**GOAL:** Give every entry again, unchanged, and leave its images out.

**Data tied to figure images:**
○ ○ ○ ○ ○

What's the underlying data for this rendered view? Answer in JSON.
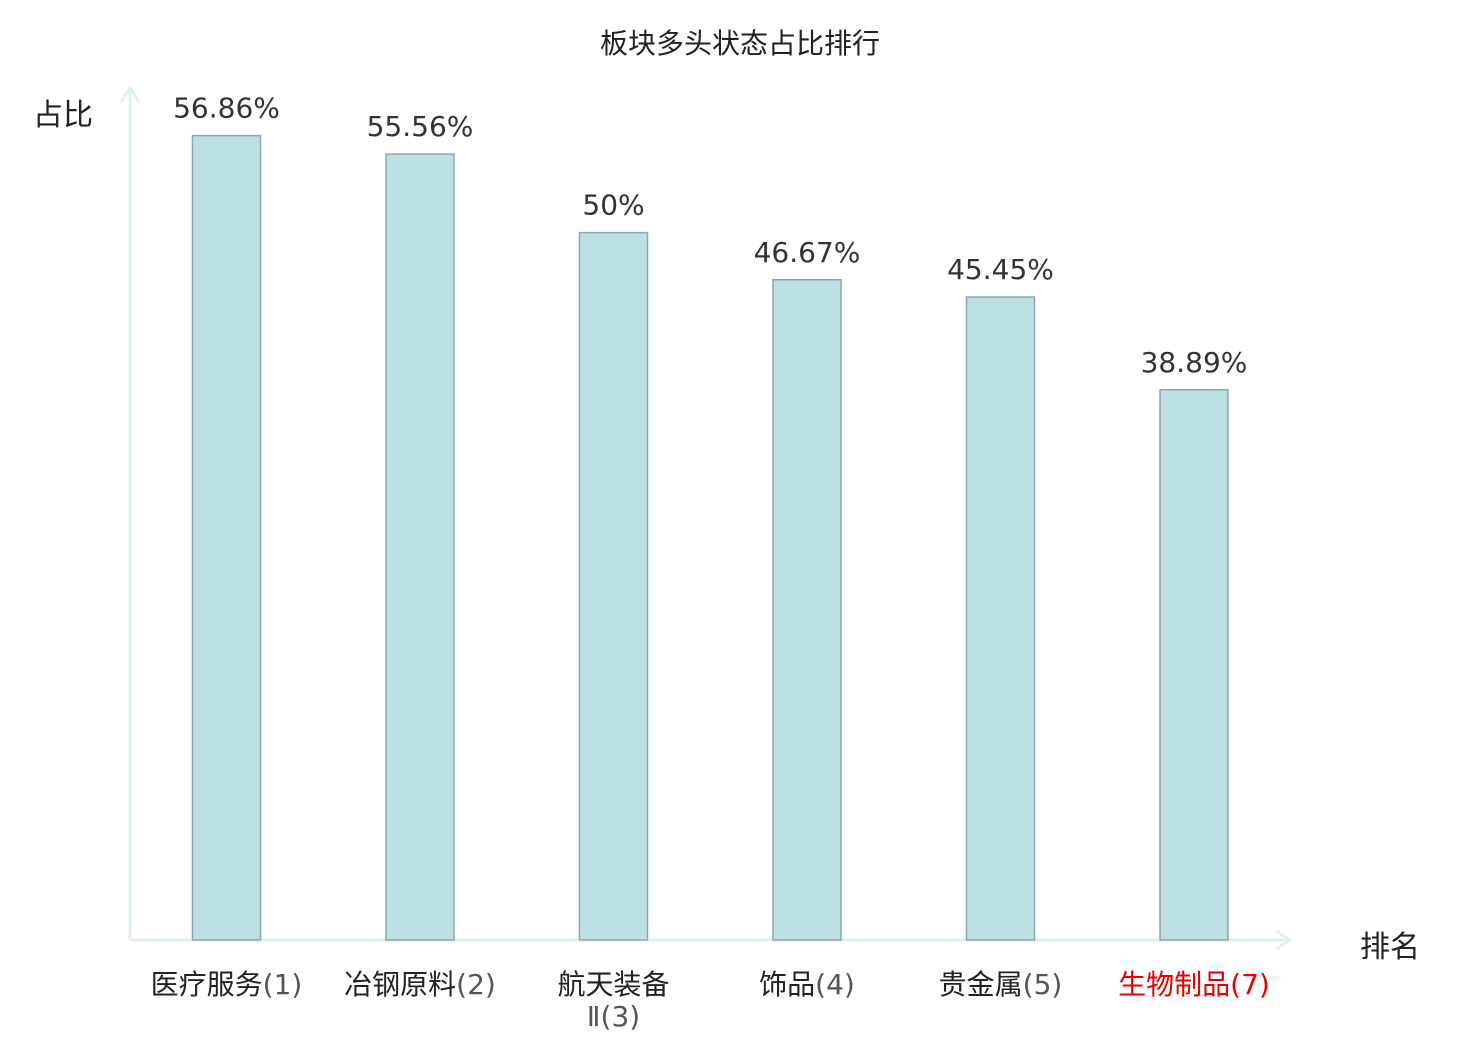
{
  "chart_data": {
    "type": "bar",
    "title": "板块多头状态占比排行",
    "ylabel": "占比",
    "xlabel": "排名",
    "categories": [
      "医疗服务",
      "冶钢原料",
      "航天装备Ⅱ",
      "饰品",
      "贵金属",
      "生物制品"
    ],
    "ranks": [
      "(1)",
      "(2)",
      "(3)",
      "(4)",
      "(5)",
      "(7)"
    ],
    "values": [
      56.86,
      55.56,
      50,
      46.67,
      45.45,
      38.89
    ],
    "value_labels": [
      "56.86%",
      "55.56%",
      "50%",
      "46.67%",
      "45.45%",
      "38.89%"
    ],
    "highlight": [
      false,
      false,
      false,
      false,
      false,
      true
    ],
    "ylim": [
      0,
      63
    ],
    "grid": false,
    "colors": {
      "bar_fill": "#bce0e3",
      "bar_stroke": "#8aa8ab",
      "axis": "#e0f2ef",
      "text": "#222222",
      "value_text": "#333333",
      "rank_text": "#555555",
      "highlight": "#e60000"
    }
  }
}
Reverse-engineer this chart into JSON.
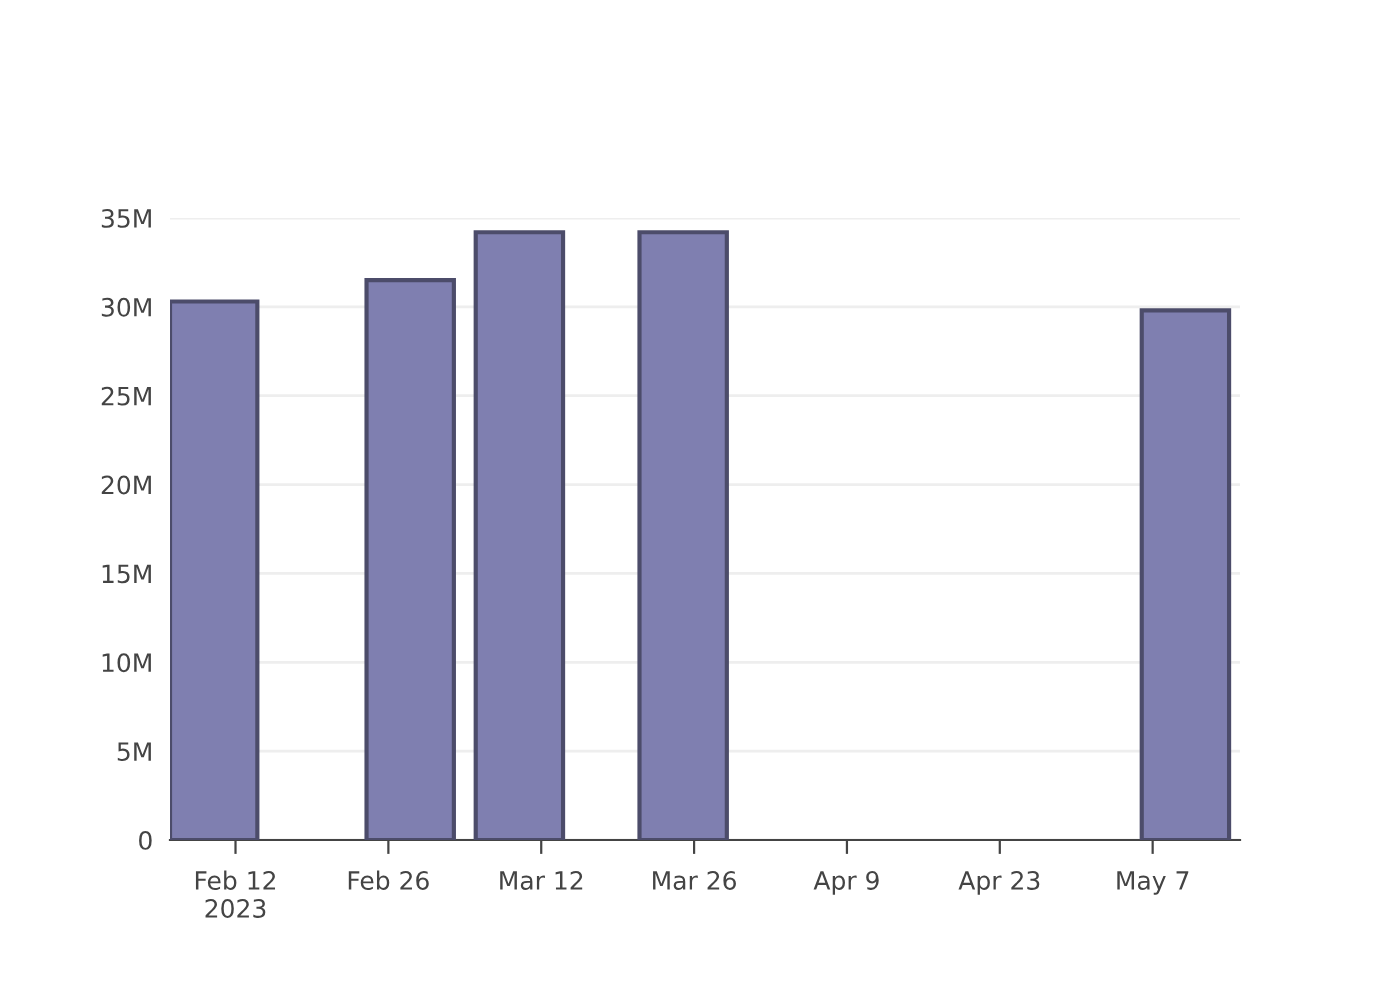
{
  "chart_data": {
    "type": "bar",
    "x": [
      "2023-02-10",
      "2023-02-28",
      "2023-03-10",
      "2023-03-25",
      "2023-05-10"
    ],
    "values": [
      30300000,
      31500000,
      34200000,
      34200000,
      29800000
    ],
    "color": "#7f7fb0",
    "xlim": [
      "2023-02-06",
      "2023-05-15"
    ],
    "xticks": [
      {
        "value": "2023-02-12",
        "label": "Feb 12\n2023"
      },
      {
        "value": "2023-02-26",
        "label": "Feb 26"
      },
      {
        "value": "2023-03-12",
        "label": "Mar 12"
      },
      {
        "value": "2023-03-26",
        "label": "Mar 26"
      },
      {
        "value": "2023-04-09",
        "label": "Apr 9"
      },
      {
        "value": "2023-04-23",
        "label": "Apr 23"
      },
      {
        "value": "2023-05-07",
        "label": "May 7"
      }
    ],
    "ylim": [
      0,
      35000000
    ],
    "yticks": [
      0,
      {
        "value": 5000000,
        "label": "5M"
      },
      {
        "value": 10000000,
        "label": "10M"
      },
      {
        "value": 15000000,
        "label": "15M"
      },
      {
        "value": 20000000,
        "label": "20M"
      },
      {
        "value": 25000000,
        "label": "25M"
      },
      {
        "value": 30000000,
        "label": "30M"
      },
      {
        "value": 35000000,
        "label": "35M"
      }
    ],
    "grid": "y"
  }
}
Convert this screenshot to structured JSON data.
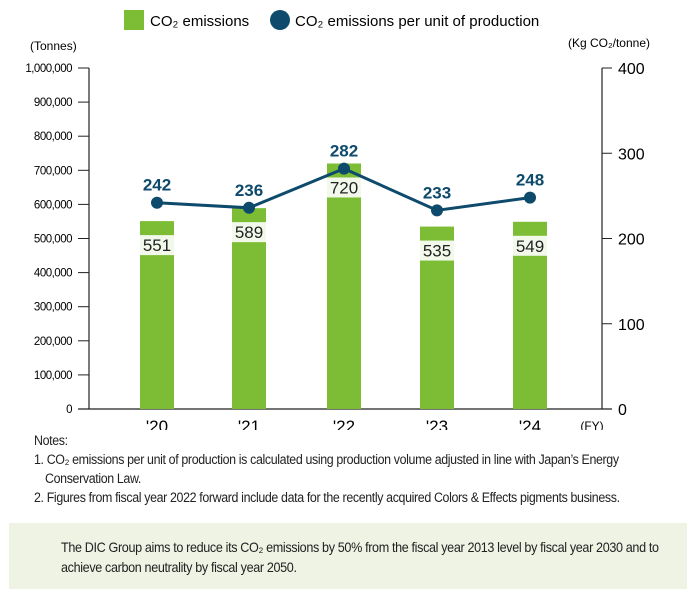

○ ○ ○ ○ ○

**ANSWER IN FULL:**
What's the underlying data for this rendered view? Answer in JSON.
{
  "chart_data": {
    "type": "bar",
    "title": "板块多头状态占比排行",
    "ylabel": "占比",
    "xlabel": "排名",
    "categories": [
      "医疗服务",
      "冶钢原料",
      "航天装备Ⅱ",
      "饰品",
      "贵金属",
      "生物制品"
    ],
    "ranks": [
      "(1)",
      "(2)",
      "(3)",
      "(4)",
      "(5)",
      "(7)"
    ],
    "values": [
      56.86,
      55.56,
      50,
      46.67,
      45.45,
      38.89
    ],
    "value_labels": [
      "56.86%",
      "55.56%",
      "50%",
      "46.67%",
      "45.45%",
      "38.89%"
    ],
    "highlight": [
      false,
      false,
      false,
      false,
      false,
      true
    ],
    "ylim": [
      0,
      63
    ],
    "grid": false,
    "colors": {
      "bar_fill": "#bce0e3",
      "bar_stroke": "#8aa8ab",
      "axis": "#e0f2ef",
      "text": "#222222",
      "value_text": "#333333",
      "rank_text": "#555555",
      "highlight": "#e60000"
    }
  }
}
Reverse-engineer this chart into JSON.
{
  "chart_data": {
    "type": "bar",
    "x": [
      "2023-02-10",
      "2023-02-28",
      "2023-03-10",
      "2023-03-25",
      "2023-05-10"
    ],
    "values": [
      30300000,
      31500000,
      34200000,
      34200000,
      29800000
    ],
    "color": "#7f7fb0",
    "xlim": [
      "2023-02-06",
      "2023-05-15"
    ],
    "xticks": [
      {
        "value": "2023-02-12",
        "label": "Feb 12\n2023"
      },
      {
        "value": "2023-02-26",
        "label": "Feb 26"
      },
      {
        "value": "2023-03-12",
        "label": "Mar 12"
      },
      {
        "value": "2023-03-26",
        "label": "Mar 26"
      },
      {
        "value": "2023-04-09",
        "label": "Apr 9"
      },
      {
        "value": "2023-04-23",
        "label": "Apr 23"
      },
      {
        "value": "2023-05-07",
        "label": "May 7"
      }
    ],
    "ylim": [
      0,
      35000000
    ],
    "yticks": [
      0,
      {
        "value": 5000000,
        "label": "5M"
      },
      {
        "value": 10000000,
        "label": "10M"
      },
      {
        "value": 15000000,
        "label": "15M"
      },
      {
        "value": 20000000,
        "label": "20M"
      },
      {
        "value": 25000000,
        "label": "25M"
      },
      {
        "value": 30000000,
        "label": "30M"
      },
      {
        "value": 35000000,
        "label": "35M"
      }
    ],
    "grid": "y"
  }
}
Convert this screenshot to structured JSON data.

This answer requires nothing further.